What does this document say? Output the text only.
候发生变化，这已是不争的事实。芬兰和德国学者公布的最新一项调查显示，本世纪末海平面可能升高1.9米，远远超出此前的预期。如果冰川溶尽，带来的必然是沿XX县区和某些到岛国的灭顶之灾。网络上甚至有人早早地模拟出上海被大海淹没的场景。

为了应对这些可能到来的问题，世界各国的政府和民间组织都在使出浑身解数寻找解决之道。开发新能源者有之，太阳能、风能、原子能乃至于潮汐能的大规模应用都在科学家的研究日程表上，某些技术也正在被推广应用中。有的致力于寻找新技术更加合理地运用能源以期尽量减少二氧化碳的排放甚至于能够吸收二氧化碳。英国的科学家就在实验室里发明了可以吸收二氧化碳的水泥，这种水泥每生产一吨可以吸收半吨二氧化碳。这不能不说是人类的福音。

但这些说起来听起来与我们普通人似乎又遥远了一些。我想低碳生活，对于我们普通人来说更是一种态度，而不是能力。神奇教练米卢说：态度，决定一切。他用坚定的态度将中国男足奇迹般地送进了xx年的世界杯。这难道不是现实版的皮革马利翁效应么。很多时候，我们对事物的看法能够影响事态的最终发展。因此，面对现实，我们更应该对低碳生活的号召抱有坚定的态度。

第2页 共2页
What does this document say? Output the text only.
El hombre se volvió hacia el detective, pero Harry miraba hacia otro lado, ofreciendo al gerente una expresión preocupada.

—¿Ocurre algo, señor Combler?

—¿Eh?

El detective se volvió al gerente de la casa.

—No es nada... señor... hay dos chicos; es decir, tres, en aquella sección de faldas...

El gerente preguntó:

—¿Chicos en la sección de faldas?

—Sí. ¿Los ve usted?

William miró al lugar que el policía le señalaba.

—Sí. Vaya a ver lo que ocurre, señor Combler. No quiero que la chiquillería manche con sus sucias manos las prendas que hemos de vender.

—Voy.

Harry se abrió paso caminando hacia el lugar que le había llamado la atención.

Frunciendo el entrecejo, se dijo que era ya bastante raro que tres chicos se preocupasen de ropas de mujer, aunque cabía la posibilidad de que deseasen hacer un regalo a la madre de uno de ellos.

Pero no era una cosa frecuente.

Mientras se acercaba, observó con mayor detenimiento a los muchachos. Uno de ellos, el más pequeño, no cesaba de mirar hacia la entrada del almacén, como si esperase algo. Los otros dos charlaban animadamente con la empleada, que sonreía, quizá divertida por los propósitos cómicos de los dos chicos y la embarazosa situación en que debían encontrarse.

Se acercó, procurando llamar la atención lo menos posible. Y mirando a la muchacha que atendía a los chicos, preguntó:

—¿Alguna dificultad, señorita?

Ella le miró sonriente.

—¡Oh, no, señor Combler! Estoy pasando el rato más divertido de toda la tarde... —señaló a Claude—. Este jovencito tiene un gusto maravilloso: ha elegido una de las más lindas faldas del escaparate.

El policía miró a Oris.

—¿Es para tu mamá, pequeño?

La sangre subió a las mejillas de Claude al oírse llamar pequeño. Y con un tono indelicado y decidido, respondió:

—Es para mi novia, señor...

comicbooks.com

Task objective: Repeat the records above exactly.

The result:
What does this document say? Output the text only.
候发生变化，这已是不争的事实。芬兰和德国学者公布的最新一项调查显示，本世纪末海平面可能升高1.9米，远远超出此前的预期。如果冰川溶尽，带来的必然是沿XX县区和某些到岛国的灭顶之灾。网络上甚至有人早早地模拟出上海被大海淹没的场景。

为了应对这些可能到来的问题，世界各国的政府和民间组织都在使出浑身解数寻找解决之道。开发新能源者有之，太阳能、风能、原子能乃至于潮汐能的大规模应用都在科学家的研究日程表上，某些技术也正在被推广应用中。有的致力于寻找新技术更加合理地运用能源以期尽量减少二氧化碳的排放甚至于能够吸收二氧化碳。英国的科学家就在实验室里发明了可以吸收二氧化碳的水泥，这种水泥每生产一吨可以吸收半吨二氧化碳。这不能不说是人类的福音。

但这些说起来听起来与我们普通人似乎又遥远了一些。我想低碳生活，对于我们普通人来说更是一种态度，而不是能力。神奇教练米卢说：态度，决定一切。他用坚定的态度将中国男足奇迹般地送进了xx年的世界杯。这难道不是现实版的皮革马利翁效应么。很多时候，我们对事物的看法能够影响事态的最终发展。因此，面对现实，我们更应该对低碳生活的号召抱有坚定的态度。

第2页 共2页
What does this document say? Output the text only.
El hombre se volvió hacia el detective, pero Harry miraba hacia otro lado, ofreciendo al gerente una expresión preocupada.

—¿Ocurre algo, señor Combler?

—¿Eh?

El detective se volvió al gerente de la casa.

—No es nada... señor... hay dos chicos; es decir, tres, en aquella sección de faldas...

El gerente preguntó:

—¿Chicos en la sección de faldas?

—Sí. ¿Los ve usted?

William miró al lugar que el policía le señalaba.

—Sí. Vaya a ver lo que ocurre, señor Combler. No quiero que la chiquillería manche con sus sucias manos las prendas que hemos de vender.

—Voy.

Harry se abrió paso caminando hacia el lugar que le había llamado la atención.

Frunciendo el entrecejo, se dijo que era ya bastante raro que tres chicos se preocupasen de ropas de mujer, aunque cabía la posibilidad de que deseasen hacer un regalo a la madre de uno de ellos.

Pero no era una cosa frecuente.

Mientras se acercaba, observó con mayor detenimiento a los muchachos. Uno de ellos, el más pequeño, no cesaba de mirar hacia la entrada del almacén, como si esperase algo. Los otros dos charlaban animadamente con la empleada, que sonreía, quizá divertida por los propósitos cómicos de los dos chicos y la embarazosa situación en que debían encontrarse.

Se acercó, procurando llamar la atención lo menos posible. Y mirando a la muchacha que atendía a los chicos, preguntó:

—¿Alguna dificultad, señorita?

Ella le miró sonriente.

—¡Oh, no, señor Combler! Estoy pasando el rato más divertido de toda la tarde... —señaló a Claude—. Este jovencito tiene un gusto maravilloso: ha elegido una de las más lindas faldas del escaparate.

El policía miró a Oris.

—¿Es para tu mamá, pequeño?

La sangre subió a las mejillas de Claude al oírse llamar pequeño. Y con un tono indelicado y decidido, respondió:

—Es para mi novia, señor...

comicbooks.com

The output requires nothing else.